Thus far at least, the letter bears some comparison to the martyr tales in which Roman governors are nettled by the neglect of the old gods. However almost immediately Pliny’s approach diverges from stereotype. Life, as always, is more complicated than simple legend.
Pliny’s problem with all of this is not religious. He is not upset because Jupiter has been neglected, or Hera has been slighted: he is upset because the citizens of his province are becoming disgruntled by the Christians’ behavior. Anonymous pamphlets, containing the names of local Christians, have started to appear.
Whoever it is who has been writing these, Pliny is now obliged to react. Not because he is fervently religious—he is not—but because it is his job as governor to keep the province calm. The preservation of order is his primary duty. “It is proper for every good and worthy Governor,” as one digest of Roman law put it, “to take care that the province over which he presides is peaceable and quiet.” The digest goes on to add, confidently and somewhat blithely, that “this he will accomplish without difficulty if he exerts himself to expel bad men.”9 Discontented locals had to be taken seriously; if they were not listened to, a situation might develop where riots could break out—for which Pliny would be held responsible. Pontius Pilate might have been the first official to be reluctantly pressed into action against Christians by local agitators—but he was certainly not the last.
Even the locals who were forcing Pliny’s hand might not have been complaining about Christians for religious reasons either: it has been speculated that what was really upsetting them was not theology but butchery. Local tradesmen were angry because this surge of Christian sentiment had led to a drop in the sales of sacrificial meat and their profits were suffering: anti-Christian sentiment caused less by Satan than by a slow trade in sausage meat.

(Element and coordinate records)
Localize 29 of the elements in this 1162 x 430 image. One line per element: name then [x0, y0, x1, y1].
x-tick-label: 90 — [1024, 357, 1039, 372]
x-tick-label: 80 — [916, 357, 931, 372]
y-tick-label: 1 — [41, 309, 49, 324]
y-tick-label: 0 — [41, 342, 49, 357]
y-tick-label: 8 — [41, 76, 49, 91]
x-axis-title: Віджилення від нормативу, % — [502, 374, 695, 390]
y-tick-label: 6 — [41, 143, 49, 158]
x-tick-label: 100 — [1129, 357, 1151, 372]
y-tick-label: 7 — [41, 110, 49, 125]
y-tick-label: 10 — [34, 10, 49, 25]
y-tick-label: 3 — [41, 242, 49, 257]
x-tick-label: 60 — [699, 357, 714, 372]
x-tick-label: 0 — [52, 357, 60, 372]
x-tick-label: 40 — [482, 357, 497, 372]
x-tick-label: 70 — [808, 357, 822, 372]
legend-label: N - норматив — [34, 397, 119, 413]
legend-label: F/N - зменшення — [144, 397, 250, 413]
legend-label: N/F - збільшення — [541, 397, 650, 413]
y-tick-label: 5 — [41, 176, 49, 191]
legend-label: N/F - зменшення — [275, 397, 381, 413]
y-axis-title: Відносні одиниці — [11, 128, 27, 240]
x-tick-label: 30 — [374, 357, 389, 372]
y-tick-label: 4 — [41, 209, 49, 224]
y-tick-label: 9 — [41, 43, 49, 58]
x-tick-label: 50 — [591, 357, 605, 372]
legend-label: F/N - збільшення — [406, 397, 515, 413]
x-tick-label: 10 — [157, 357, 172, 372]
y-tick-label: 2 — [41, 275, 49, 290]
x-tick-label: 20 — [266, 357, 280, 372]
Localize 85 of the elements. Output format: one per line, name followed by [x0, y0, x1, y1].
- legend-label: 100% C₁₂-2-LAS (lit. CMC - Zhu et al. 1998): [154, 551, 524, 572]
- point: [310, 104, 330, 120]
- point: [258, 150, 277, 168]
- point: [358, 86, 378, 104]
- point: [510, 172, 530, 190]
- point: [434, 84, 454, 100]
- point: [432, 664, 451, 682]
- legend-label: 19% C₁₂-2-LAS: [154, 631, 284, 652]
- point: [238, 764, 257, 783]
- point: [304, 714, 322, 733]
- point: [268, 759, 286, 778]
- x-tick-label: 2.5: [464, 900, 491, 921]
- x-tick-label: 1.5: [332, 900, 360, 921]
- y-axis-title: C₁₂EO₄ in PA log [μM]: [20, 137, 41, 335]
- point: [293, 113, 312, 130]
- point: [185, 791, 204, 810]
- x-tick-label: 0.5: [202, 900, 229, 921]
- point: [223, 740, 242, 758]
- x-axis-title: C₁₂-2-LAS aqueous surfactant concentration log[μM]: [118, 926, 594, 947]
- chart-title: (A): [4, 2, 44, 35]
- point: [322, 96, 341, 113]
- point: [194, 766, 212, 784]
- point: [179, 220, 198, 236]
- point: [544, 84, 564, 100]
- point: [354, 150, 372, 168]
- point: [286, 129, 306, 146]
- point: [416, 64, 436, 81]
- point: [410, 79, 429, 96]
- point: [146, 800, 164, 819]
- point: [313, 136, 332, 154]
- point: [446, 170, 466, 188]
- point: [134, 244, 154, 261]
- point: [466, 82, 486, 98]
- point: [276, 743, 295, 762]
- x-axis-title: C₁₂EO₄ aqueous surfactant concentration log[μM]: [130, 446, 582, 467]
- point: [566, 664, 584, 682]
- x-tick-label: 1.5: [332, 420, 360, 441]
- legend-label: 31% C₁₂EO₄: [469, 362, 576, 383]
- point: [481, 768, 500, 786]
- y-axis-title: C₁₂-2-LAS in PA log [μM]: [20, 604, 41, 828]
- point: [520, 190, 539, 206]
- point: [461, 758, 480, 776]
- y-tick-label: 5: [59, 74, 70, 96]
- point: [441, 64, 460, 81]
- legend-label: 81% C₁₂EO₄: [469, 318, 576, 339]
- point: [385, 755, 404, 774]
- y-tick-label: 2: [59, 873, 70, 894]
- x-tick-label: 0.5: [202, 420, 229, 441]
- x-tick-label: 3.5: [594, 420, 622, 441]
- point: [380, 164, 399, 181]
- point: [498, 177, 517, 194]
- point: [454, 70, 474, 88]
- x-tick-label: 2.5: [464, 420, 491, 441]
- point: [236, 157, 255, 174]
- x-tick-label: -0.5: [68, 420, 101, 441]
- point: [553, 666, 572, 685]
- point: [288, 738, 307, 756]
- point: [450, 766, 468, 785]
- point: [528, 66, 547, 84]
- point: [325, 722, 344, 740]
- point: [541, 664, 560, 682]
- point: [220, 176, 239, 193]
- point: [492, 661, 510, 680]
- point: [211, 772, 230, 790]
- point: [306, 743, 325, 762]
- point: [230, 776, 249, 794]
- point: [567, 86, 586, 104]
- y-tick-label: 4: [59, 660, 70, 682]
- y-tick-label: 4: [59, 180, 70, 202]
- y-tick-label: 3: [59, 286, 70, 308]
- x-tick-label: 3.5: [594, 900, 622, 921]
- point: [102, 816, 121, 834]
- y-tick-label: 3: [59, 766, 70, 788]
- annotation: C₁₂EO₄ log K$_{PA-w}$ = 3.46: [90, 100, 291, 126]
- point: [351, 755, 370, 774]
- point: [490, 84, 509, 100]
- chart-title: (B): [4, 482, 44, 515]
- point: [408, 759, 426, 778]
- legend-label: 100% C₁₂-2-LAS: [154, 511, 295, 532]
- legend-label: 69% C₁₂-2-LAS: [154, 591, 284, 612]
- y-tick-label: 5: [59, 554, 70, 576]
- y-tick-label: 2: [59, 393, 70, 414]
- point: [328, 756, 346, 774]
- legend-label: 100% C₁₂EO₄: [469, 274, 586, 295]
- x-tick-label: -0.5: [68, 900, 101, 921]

__Set tasks__
**a.** List every figure, human or divine, that the text on Pliny's letter refers to by a proper name.
**b.** Please turn the paragraph of the text on Pliny's letter that begins "Whoever it is who has been writing these" into a short bulleted list that keeps its main facts.

__Responses per task__
**a.**
- Pliny
- Jupiter
- Hera
- Pontius Pilate
- Satan

**b.**
- Pliny now has to respond to the anonymous pamphlets.
- He does so not out of religious fervor, which he lacks, but because as governor he must keep the province calm.
- Preserving order is his primary duty.
- A digest of Roman law held that a good governor should keep his province peaceable and quiet, and claimed he could do this easily by expelling bad men.
- Discontented locals had to be taken seriously. Otherwise riots might break out, and Pliny would be held responsible.
- Pontius Pilate may have been the first official reluctantly pushed by local agitators into acting against Christians, but he was not the last.